- Work required -
Go through the listing and return every line with "costs" in it.

- Dataset rows -
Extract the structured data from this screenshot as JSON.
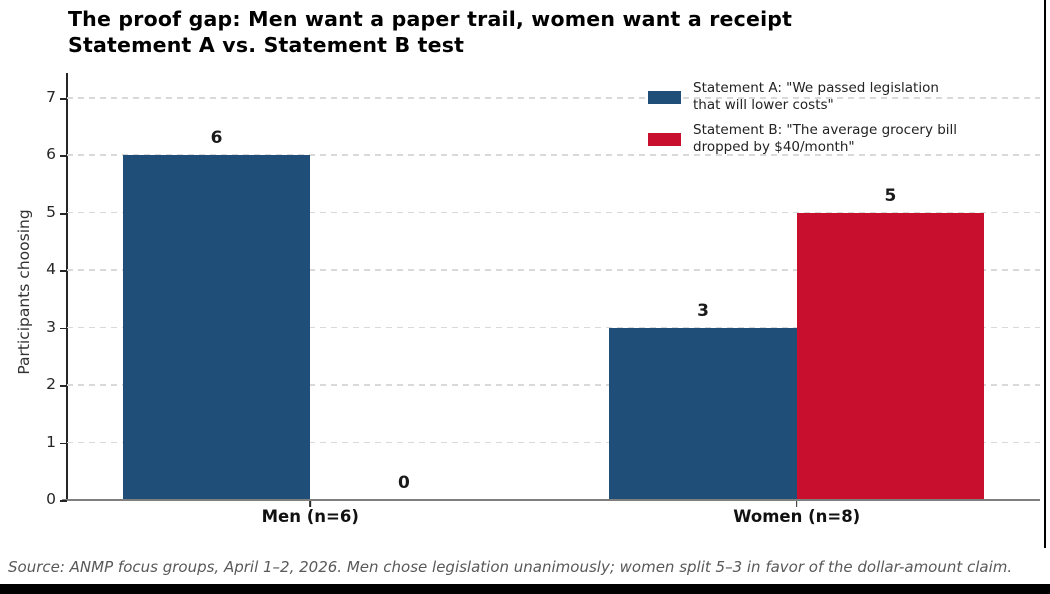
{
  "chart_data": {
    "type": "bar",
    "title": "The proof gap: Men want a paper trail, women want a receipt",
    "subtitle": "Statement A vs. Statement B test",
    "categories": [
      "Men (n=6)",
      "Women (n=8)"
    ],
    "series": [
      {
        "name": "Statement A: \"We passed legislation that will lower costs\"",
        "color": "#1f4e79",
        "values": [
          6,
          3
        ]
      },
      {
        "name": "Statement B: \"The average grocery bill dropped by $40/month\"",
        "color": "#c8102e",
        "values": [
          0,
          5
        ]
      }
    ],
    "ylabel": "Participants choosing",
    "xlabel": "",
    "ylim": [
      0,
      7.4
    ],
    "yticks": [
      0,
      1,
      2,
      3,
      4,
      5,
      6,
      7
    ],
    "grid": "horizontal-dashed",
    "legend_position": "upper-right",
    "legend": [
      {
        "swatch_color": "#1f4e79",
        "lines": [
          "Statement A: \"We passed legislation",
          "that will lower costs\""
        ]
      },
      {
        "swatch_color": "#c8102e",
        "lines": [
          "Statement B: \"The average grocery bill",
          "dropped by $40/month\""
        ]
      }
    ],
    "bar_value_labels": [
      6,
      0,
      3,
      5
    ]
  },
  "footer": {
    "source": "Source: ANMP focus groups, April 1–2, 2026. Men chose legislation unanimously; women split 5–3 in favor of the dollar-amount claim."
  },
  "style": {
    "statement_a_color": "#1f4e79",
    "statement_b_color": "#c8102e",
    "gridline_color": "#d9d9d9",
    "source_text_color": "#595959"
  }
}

- Solution to this problem -
        "name": "Statement A: \"We passed legislation that will lower costs\"",
          "that will lower costs\""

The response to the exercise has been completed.